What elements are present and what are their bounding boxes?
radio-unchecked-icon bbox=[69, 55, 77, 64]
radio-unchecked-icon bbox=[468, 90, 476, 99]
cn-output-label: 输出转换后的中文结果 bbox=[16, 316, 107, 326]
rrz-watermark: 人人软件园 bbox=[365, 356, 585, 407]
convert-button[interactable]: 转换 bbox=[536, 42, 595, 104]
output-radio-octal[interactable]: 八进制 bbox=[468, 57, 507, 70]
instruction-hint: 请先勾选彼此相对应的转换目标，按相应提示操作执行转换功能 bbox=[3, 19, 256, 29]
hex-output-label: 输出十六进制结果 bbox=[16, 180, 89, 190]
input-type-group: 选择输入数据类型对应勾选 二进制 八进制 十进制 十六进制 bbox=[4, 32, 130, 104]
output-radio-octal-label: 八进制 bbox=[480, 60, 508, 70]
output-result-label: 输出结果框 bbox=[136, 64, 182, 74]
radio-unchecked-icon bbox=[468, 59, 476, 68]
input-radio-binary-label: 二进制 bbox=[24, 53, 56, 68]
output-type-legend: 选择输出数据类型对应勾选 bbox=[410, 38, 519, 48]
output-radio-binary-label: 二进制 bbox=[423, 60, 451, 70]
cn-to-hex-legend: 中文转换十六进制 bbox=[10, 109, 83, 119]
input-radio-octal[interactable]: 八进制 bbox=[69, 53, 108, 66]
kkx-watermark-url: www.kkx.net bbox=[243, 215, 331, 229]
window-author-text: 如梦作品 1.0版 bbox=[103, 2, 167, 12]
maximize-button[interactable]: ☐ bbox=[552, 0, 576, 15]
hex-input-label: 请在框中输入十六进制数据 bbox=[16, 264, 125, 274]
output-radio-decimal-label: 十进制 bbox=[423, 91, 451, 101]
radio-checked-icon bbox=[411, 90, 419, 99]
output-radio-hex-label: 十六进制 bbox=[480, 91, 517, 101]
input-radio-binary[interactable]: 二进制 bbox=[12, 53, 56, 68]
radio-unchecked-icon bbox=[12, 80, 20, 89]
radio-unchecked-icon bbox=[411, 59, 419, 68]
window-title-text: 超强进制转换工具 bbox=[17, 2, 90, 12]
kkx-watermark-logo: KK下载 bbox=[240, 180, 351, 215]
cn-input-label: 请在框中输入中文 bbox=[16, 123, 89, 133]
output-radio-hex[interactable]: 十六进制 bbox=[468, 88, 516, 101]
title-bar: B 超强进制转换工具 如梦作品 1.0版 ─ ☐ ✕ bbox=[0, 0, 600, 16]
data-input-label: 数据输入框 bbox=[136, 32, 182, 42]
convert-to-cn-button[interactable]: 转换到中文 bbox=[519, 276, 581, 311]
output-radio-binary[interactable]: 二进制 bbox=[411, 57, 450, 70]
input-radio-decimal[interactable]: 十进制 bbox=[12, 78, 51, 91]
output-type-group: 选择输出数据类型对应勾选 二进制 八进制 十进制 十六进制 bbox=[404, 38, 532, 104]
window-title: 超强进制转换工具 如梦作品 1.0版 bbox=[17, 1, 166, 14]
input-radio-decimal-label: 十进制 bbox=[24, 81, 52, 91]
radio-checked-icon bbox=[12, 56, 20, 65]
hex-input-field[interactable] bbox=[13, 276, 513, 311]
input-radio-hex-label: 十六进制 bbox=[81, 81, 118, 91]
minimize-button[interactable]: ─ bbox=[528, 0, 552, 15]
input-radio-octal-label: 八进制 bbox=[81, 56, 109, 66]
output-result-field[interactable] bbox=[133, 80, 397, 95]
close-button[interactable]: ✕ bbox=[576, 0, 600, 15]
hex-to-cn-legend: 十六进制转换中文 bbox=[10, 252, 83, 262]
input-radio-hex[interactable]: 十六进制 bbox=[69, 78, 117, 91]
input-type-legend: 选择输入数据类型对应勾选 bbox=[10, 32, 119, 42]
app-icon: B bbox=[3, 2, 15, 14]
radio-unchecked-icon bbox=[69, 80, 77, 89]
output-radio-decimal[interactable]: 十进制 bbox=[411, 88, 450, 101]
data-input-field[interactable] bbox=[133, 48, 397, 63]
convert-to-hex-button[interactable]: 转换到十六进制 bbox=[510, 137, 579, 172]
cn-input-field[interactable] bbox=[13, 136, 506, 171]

•••

* **Compito richiesto**
Trascrivi le righe dall'inizio fino a quella che contiene "output-radio-hex[interactable]: 十六进制 bbox=[468, 88, 516, 101]", inclusa, sostituendo "radio-unchecked-icon" con "radio-off-icon" e lasciando tutto il resto invariato.

* **Risposta**
What elements are present and what are their bounding boxes?
radio-off-icon bbox=[69, 55, 77, 64]
radio-off-icon bbox=[468, 90, 476, 99]
cn-output-label: 输出转换后的中文结果 bbox=[16, 316, 107, 326]
rrz-watermark: 人人软件园 bbox=[365, 356, 585, 407]
convert-button[interactable]: 转换 bbox=[536, 42, 595, 104]
output-radio-octal[interactable]: 八进制 bbox=[468, 57, 507, 70]
instruction-hint: 请先勾选彼此相对应的转换目标，按相应提示操作执行转换功能 bbox=[3, 19, 256, 29]
hex-output-label: 输出十六进制结果 bbox=[16, 180, 89, 190]
input-type-group: 选择输入数据类型对应勾选 二进制 八进制 十进制 十六进制 bbox=[4, 32, 130, 104]
output-radio-octal-label: 八进制 bbox=[480, 60, 508, 70]
output-result-label: 输出结果框 bbox=[136, 64, 182, 74]
radio-off-icon bbox=[468, 59, 476, 68]
input-radio-binary-label: 二进制 bbox=[24, 53, 56, 68]
output-type-legend: 选择输出数据类型对应勾选 bbox=[410, 38, 519, 48]
output-radio-binary-label: 二进制 bbox=[423, 60, 451, 70]
cn-to-hex-legend: 中文转换十六进制 bbox=[10, 109, 83, 119]
input-radio-octal[interactable]: 八进制 bbox=[69, 53, 108, 66]
kkx-watermark-url: www.kkx.net bbox=[243, 215, 331, 229]
window-author-text: 如梦作品 1.0版 bbox=[103, 2, 167, 12]
maximize-button[interactable]: ☐ bbox=[552, 0, 576, 15]
hex-input-label: 请在框中输入十六进制数据 bbox=[16, 264, 125, 274]
output-radio-decimal-label: 十进制 bbox=[423, 91, 451, 101]
radio-checked-icon bbox=[411, 90, 419, 99]
output-radio-hex-label: 十六进制 bbox=[480, 91, 517, 101]
input-radio-binary[interactable]: 二进制 bbox=[12, 53, 56, 68]
radio-off-icon bbox=[12, 80, 20, 89]
radio-off-icon bbox=[411, 59, 419, 68]
window-title-text: 超强进制转换工具 bbox=[17, 2, 90, 12]
kkx-watermark-logo: KK下载 bbox=[240, 180, 351, 215]
cn-input-label: 请在框中输入中文 bbox=[16, 123, 89, 133]
output-radio-hex[interactable]: 十六进制 bbox=[468, 88, 516, 101]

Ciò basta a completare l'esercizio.